[start of Input rows]

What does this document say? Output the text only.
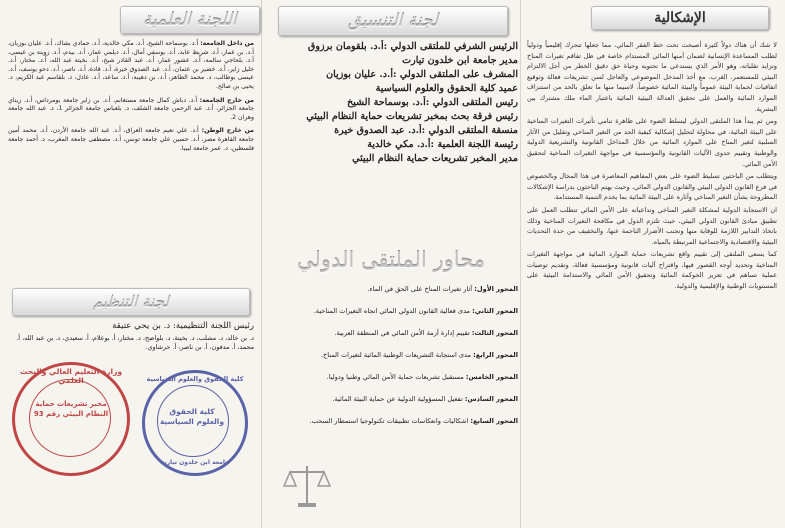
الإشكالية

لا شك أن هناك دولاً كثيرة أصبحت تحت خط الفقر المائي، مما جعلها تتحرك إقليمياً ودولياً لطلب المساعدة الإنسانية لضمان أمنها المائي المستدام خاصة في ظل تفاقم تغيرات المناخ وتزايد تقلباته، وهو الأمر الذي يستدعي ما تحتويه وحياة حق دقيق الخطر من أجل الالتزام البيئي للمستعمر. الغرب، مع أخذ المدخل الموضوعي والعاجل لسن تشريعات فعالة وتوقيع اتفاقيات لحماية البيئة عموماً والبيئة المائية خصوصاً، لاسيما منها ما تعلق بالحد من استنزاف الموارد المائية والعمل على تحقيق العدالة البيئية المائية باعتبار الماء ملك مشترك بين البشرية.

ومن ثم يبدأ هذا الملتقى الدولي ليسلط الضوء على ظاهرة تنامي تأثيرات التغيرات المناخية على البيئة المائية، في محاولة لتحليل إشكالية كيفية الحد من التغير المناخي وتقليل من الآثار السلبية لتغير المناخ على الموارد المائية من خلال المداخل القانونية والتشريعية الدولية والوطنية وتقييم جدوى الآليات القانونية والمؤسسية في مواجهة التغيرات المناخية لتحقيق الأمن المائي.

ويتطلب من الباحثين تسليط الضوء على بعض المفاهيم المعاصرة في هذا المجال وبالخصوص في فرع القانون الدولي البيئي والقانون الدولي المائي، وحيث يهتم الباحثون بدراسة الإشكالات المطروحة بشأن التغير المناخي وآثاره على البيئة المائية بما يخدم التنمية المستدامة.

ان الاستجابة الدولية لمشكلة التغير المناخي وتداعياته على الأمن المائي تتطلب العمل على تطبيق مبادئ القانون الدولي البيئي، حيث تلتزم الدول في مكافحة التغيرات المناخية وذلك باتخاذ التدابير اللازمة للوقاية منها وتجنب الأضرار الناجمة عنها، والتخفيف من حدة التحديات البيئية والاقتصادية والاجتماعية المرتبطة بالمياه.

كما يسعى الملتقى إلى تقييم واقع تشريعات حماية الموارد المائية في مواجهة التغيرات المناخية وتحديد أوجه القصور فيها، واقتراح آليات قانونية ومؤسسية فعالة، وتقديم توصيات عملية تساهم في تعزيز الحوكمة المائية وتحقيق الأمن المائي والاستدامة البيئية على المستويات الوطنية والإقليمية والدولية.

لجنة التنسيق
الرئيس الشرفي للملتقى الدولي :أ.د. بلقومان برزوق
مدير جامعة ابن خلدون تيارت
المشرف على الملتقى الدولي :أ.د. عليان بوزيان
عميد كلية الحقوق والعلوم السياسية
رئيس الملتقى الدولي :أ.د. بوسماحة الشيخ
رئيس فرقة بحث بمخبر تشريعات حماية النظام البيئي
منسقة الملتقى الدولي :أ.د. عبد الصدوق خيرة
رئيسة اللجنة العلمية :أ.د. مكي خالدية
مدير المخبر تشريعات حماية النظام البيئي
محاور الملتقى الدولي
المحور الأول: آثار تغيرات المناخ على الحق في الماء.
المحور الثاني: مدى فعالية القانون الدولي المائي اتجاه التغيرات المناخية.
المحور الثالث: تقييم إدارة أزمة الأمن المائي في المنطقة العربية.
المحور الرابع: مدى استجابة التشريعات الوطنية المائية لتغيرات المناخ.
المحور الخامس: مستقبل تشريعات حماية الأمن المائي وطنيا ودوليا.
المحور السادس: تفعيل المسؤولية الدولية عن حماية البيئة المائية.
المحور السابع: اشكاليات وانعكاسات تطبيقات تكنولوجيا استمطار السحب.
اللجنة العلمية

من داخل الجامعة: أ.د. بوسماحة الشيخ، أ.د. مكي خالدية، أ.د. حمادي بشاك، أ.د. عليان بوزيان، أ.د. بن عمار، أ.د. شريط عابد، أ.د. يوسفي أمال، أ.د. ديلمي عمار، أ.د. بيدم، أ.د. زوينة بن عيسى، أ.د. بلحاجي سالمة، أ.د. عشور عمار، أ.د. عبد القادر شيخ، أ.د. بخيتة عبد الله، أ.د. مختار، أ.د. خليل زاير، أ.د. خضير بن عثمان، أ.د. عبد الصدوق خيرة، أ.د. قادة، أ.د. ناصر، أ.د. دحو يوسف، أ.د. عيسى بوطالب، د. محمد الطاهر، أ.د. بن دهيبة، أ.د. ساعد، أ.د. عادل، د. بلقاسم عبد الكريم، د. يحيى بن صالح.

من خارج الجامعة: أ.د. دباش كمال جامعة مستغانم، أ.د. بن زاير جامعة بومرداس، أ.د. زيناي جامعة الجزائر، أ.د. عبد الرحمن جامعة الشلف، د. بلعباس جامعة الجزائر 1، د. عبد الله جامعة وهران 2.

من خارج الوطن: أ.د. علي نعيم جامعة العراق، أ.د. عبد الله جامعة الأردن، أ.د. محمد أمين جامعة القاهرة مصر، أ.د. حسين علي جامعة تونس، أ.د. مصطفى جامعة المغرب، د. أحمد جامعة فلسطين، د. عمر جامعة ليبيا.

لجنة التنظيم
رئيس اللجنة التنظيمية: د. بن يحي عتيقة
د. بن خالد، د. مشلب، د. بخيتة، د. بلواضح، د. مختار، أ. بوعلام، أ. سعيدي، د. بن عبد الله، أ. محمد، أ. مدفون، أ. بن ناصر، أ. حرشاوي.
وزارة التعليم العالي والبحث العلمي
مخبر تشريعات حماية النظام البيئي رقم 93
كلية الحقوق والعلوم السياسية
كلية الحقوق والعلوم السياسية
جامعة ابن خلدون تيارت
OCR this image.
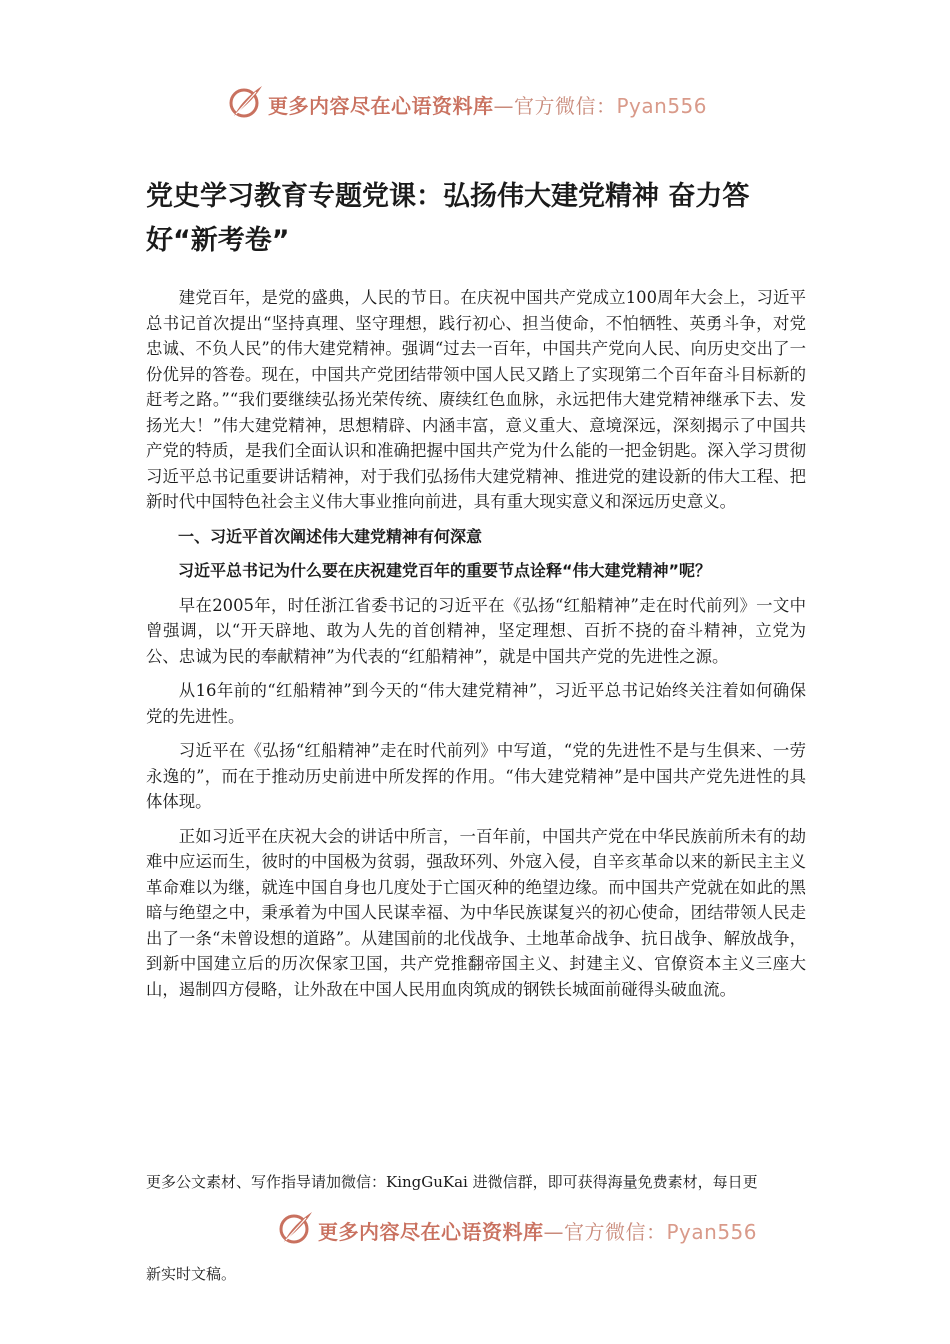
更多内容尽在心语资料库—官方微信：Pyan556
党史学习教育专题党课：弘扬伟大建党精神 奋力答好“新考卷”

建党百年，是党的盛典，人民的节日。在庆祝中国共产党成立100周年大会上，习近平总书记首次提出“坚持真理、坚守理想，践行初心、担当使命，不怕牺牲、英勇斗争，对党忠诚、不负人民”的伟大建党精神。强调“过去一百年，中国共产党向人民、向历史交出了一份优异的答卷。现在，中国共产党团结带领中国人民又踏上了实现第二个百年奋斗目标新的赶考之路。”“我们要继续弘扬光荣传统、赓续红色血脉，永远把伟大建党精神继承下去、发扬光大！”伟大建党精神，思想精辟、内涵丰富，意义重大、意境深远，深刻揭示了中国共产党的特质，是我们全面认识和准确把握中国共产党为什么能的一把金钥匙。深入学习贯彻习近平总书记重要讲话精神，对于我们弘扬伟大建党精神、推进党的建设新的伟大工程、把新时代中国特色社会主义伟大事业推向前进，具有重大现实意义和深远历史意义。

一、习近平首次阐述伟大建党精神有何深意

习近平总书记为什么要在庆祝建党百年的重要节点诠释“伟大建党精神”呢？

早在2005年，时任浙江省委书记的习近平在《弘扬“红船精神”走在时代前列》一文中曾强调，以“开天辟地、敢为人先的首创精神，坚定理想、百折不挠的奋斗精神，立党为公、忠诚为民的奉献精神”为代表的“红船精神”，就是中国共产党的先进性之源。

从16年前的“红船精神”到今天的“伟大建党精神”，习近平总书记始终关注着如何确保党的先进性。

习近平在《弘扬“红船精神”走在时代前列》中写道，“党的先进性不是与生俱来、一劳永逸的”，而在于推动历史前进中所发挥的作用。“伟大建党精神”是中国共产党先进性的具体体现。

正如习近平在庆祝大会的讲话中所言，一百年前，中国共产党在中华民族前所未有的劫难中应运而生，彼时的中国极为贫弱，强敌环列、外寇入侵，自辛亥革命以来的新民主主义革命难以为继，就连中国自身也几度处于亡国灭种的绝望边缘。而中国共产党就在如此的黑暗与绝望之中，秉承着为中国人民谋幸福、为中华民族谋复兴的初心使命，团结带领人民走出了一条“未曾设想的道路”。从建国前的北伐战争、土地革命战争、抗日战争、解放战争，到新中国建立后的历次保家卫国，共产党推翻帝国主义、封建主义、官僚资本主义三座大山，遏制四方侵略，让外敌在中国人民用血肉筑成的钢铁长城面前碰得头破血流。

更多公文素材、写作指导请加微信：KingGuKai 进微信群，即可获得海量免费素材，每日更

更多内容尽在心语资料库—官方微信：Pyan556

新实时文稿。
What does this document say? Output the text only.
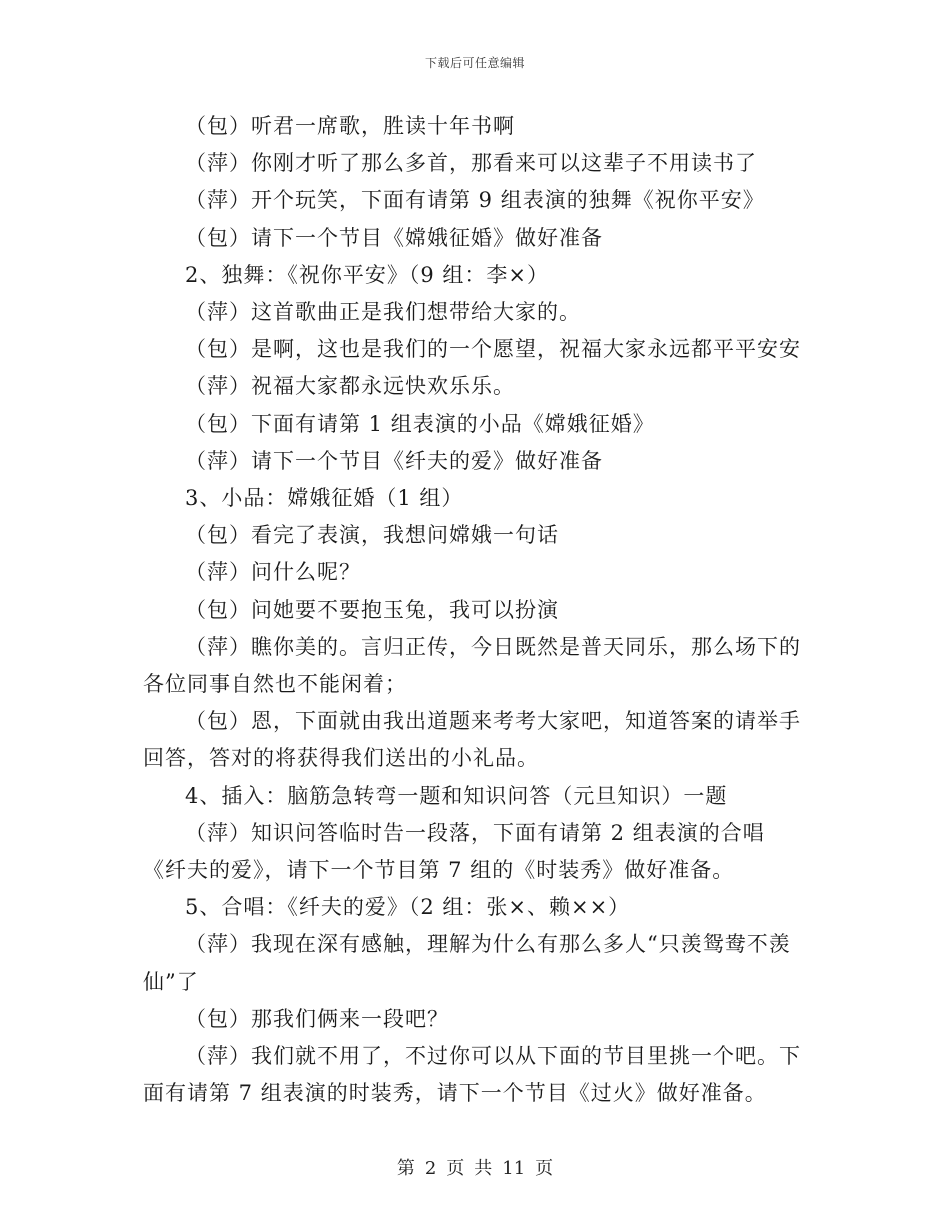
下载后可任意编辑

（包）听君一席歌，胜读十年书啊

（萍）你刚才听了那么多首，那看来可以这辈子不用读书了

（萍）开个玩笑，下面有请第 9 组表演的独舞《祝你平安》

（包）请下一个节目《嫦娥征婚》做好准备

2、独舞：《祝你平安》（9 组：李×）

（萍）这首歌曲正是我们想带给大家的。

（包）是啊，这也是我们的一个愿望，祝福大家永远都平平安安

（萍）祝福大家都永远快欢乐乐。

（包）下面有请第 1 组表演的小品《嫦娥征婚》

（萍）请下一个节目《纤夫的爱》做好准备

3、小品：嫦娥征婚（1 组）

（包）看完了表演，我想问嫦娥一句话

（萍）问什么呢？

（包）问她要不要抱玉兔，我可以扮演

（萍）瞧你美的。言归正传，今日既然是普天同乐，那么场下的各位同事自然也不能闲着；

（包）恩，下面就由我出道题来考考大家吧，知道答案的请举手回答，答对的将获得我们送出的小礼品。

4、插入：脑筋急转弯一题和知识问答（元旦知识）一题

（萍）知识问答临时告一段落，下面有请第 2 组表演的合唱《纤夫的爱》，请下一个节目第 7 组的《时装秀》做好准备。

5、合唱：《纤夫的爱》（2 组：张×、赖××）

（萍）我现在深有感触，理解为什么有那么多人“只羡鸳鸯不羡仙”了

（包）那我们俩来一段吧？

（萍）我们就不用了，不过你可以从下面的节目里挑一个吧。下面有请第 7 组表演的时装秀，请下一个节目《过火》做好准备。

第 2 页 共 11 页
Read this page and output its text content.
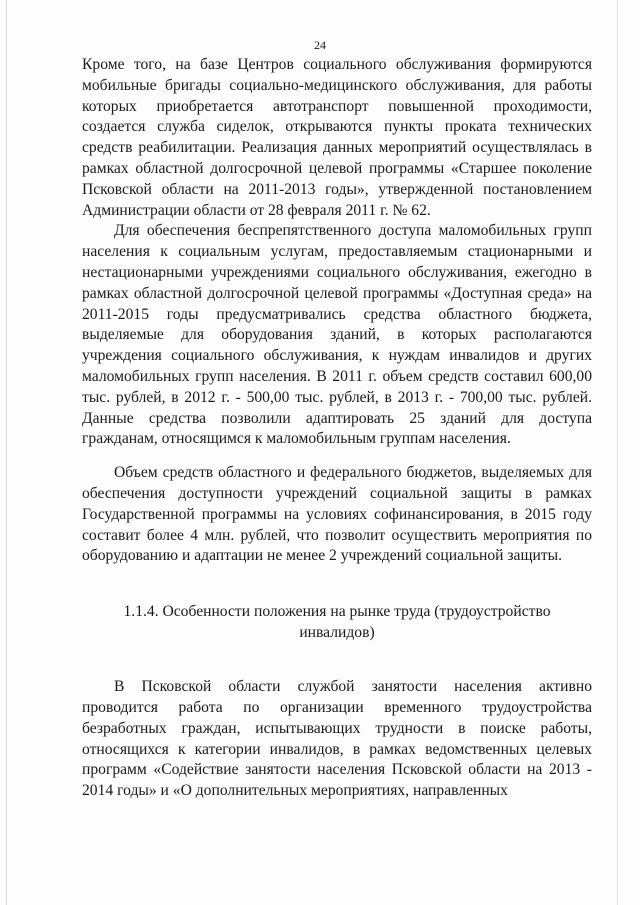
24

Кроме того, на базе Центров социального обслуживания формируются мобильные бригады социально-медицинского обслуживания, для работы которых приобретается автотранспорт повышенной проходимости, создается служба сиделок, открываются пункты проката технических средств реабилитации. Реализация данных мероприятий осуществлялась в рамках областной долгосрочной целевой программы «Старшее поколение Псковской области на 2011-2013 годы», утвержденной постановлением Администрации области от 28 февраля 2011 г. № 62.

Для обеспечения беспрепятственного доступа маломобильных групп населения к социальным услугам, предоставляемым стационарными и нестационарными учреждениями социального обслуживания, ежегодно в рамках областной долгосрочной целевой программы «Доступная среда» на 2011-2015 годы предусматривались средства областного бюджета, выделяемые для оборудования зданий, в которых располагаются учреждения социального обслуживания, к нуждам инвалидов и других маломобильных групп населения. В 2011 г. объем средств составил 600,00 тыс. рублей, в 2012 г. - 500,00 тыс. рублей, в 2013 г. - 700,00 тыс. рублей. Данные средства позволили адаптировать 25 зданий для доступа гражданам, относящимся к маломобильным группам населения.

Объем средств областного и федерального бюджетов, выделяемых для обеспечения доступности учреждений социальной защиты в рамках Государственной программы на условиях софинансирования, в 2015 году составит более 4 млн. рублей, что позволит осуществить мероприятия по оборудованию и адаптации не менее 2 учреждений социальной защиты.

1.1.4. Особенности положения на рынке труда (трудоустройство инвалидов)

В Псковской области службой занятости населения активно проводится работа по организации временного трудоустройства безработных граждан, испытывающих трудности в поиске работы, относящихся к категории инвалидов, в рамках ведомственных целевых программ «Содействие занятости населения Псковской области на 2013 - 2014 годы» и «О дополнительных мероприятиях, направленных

[end of Input rows]

§ Task instructions:
Reply with one number only: how many lines of the listing hold "النظام"?

§ Reply:
3